Select all lines with the string "this" in them, and copy those lines.

## Information shown
|---|

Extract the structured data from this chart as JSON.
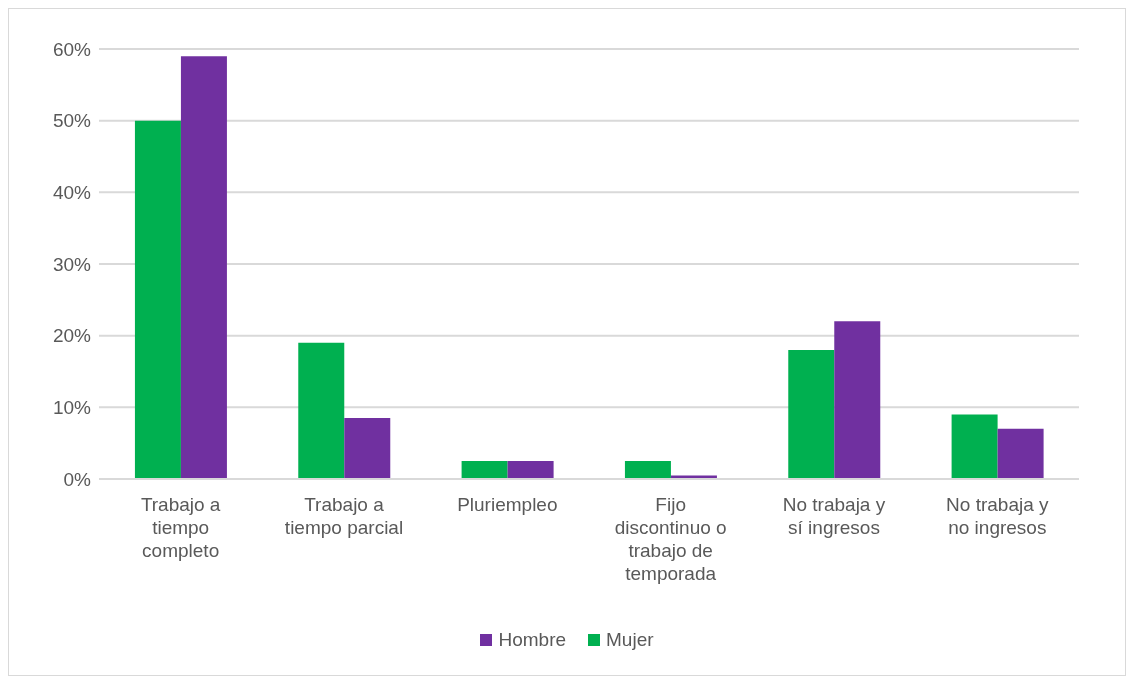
{
  "chart_data": {
    "type": "bar",
    "categories": [
      "Trabajo a tiempo completo",
      "Trabajo a tiempo parcial",
      "Pluriempleo",
      "Fijo discontinuo o trabajo de temporada",
      "No trabaja y sí ingresos",
      "No trabaja y no ingresos"
    ],
    "series": [
      {
        "name": "Mujer",
        "color": "#00b050",
        "values": [
          50,
          19,
          2.5,
          2.5,
          18,
          9
        ]
      },
      {
        "name": "Hombre",
        "color": "#7030a0",
        "values": [
          59,
          8.5,
          2.5,
          0.5,
          22,
          7
        ]
      }
    ],
    "ylim": [
      0,
      60
    ],
    "yticks": [
      {
        "value": 0,
        "label": "0%"
      },
      {
        "value": 10,
        "label": "10%"
      },
      {
        "value": 20,
        "label": "20%"
      },
      {
        "value": 30,
        "label": "30%"
      },
      {
        "value": 40,
        "label": "40%"
      },
      {
        "value": 50,
        "label": "50%"
      },
      {
        "value": 60,
        "label": "60%"
      }
    ],
    "grid": "y",
    "legend": "bottom"
  }
}
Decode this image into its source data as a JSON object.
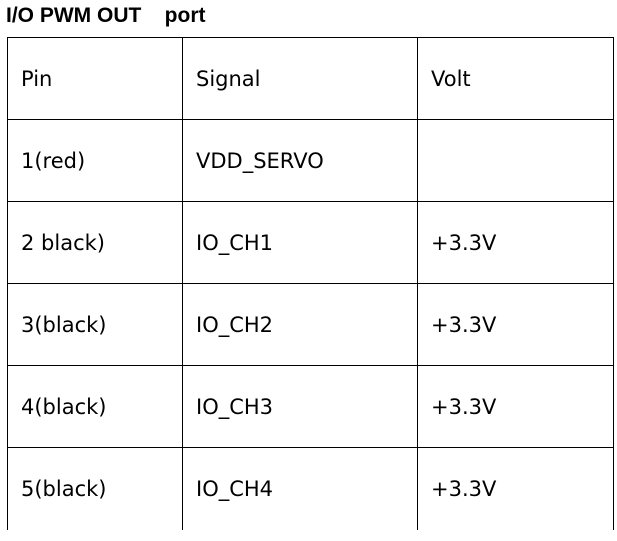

|---|

## Written response
Extract the structured data from this chart as JSON.
Decode this image into its source data as a JSON object.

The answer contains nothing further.